### Record list:
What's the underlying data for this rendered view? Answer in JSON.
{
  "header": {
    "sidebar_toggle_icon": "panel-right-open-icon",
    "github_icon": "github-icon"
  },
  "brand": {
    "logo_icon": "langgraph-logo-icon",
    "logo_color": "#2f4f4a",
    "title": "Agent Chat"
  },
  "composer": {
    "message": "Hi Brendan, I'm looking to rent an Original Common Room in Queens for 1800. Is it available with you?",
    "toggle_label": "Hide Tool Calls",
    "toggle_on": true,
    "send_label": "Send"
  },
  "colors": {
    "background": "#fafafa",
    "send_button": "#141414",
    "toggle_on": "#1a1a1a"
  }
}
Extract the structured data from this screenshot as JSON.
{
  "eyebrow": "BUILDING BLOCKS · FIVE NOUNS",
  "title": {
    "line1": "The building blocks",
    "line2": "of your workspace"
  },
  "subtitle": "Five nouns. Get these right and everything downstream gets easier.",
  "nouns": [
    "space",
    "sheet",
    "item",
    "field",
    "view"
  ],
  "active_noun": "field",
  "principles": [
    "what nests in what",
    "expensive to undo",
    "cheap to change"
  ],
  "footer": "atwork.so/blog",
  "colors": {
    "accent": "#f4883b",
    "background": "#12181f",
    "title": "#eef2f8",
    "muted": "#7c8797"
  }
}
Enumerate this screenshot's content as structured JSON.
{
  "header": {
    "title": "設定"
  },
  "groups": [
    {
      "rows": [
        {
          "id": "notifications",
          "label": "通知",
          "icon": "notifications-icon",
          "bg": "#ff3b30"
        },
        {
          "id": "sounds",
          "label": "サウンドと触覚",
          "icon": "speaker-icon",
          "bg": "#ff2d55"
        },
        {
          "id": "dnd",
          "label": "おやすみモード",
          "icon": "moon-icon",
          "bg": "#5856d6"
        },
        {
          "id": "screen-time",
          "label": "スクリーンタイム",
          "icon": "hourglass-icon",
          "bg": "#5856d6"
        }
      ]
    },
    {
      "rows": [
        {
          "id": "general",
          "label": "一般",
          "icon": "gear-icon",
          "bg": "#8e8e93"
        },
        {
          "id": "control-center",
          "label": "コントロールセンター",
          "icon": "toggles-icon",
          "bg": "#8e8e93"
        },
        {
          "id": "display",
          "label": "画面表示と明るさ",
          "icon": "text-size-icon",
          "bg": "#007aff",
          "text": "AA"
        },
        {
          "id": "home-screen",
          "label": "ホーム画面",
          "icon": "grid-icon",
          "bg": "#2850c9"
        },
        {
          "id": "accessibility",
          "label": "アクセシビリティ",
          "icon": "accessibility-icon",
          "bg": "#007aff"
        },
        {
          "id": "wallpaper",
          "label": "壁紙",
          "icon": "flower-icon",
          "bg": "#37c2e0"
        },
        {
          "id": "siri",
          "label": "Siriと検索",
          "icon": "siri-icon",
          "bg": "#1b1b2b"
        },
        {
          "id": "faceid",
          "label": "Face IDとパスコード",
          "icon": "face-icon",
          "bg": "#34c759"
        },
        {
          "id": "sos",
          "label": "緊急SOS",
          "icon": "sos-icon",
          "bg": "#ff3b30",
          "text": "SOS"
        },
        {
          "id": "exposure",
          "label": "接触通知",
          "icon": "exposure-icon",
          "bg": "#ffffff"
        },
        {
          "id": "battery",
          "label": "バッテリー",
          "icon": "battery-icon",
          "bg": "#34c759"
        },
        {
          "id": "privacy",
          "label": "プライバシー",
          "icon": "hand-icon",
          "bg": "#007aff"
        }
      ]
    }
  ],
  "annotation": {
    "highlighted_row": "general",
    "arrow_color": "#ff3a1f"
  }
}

### Set problem:
Reproduce every record above exactly as it appears.

### Correct answer:
What's the underlying data for this rendered view? Answer in JSON.
{
  "header": {
    "sidebar_toggle_icon": "panel-right-open-icon",
    "github_icon": "github-icon"
  },
  "brand": {
    "logo_icon": "langgraph-logo-icon",
    "logo_color": "#2f4f4a",
    "title": "Agent Chat"
  },
  "composer": {
    "message": "Hi Brendan, I'm looking to rent an Original Common Room in Queens for 1800. Is it available with you?",
    "toggle_label": "Hide Tool Calls",
    "toggle_on": true,
    "send_label": "Send"
  },
  "colors": {
    "background": "#fafafa",
    "send_button": "#141414",
    "toggle_on": "#1a1a1a"
  }
}
Extract the structured data from this screenshot as JSON.
{
  "eyebrow": "BUILDING BLOCKS · FIVE NOUNS",
  "title": {
    "line1": "The building blocks",
    "line2": "of your workspace"
  },
  "subtitle": "Five nouns. Get these right and everything downstream gets easier.",
  "nouns": [
    "space",
    "sheet",
    "item",
    "field",
    "view"
  ],
  "active_noun": "field",
  "principles": [
    "what nests in what",
    "expensive to undo",
    "cheap to change"
  ],
  "footer": "atwork.so/blog",
  "colors": {
    "accent": "#f4883b",
    "background": "#12181f",
    "title": "#eef2f8",
    "muted": "#7c8797"
  }
}
Enumerate this screenshot's content as structured JSON.
{
  "header": {
    "title": "設定"
  },
  "groups": [
    {
      "rows": [
        {
          "id": "notifications",
          "label": "通知",
          "icon": "notifications-icon",
          "bg": "#ff3b30"
        },
        {
          "id": "sounds",
          "label": "サウンドと触覚",
          "icon": "speaker-icon",
          "bg": "#ff2d55"
        },
        {
          "id": "dnd",
          "label": "おやすみモード",
          "icon": "moon-icon",
          "bg": "#5856d6"
        },
        {
          "id": "screen-time",
          "label": "スクリーンタイム",
          "icon": "hourglass-icon",
          "bg": "#5856d6"
        }
      ]
    },
    {
      "rows": [
        {
          "id": "general",
          "label": "一般",
          "icon": "gear-icon",
          "bg": "#8e8e93"
        },
        {
          "id": "control-center",
          "label": "コントロールセンター",
          "icon": "toggles-icon",
          "bg": "#8e8e93"
        },
        {
          "id": "display",
          "label": "画面表示と明るさ",
          "icon": "text-size-icon",
          "bg": "#007aff",
          "text": "AA"
        },
        {
          "id": "home-screen",
          "label": "ホーム画面",
          "icon": "grid-icon",
          "bg": "#2850c9"
        },
        {
          "id": "accessibility",
          "label": "アクセシビリティ",
          "icon": "accessibility-icon",
          "bg": "#007aff"
        },
        {
          "id": "wallpaper",
          "label": "壁紙",
          "icon": "flower-icon",
          "bg": "#37c2e0"
        },
        {
          "id": "siri",
          "label": "Siriと検索",
          "icon": "siri-icon",
          "bg": "#1b1b2b"
        },
        {
          "id": "faceid",
          "label": "Face IDとパスコード",
          "icon": "face-icon",
          "bg": "#34c759"
        },
        {
          "id": "sos",
          "label": "緊急SOS",
          "icon": "sos-icon",
          "bg": "#ff3b30",
          "text": "SOS"
        },
        {
          "id": "exposure",
          "label": "接触通知",
          "icon": "exposure-icon",
          "bg": "#ffffff"
        },
        {
          "id": "battery",
          "label": "バッテリー",
          "icon": "battery-icon",
          "bg": "#34c759"
        },
        {
          "id": "privacy",
          "label": "プライバシー",
          "icon": "hand-icon",
          "bg": "#007aff"
        }
      ]
    }
  ],
  "annotation": {
    "highlighted_row": "general",
    "arrow_color": "#ff3a1f"
  }
}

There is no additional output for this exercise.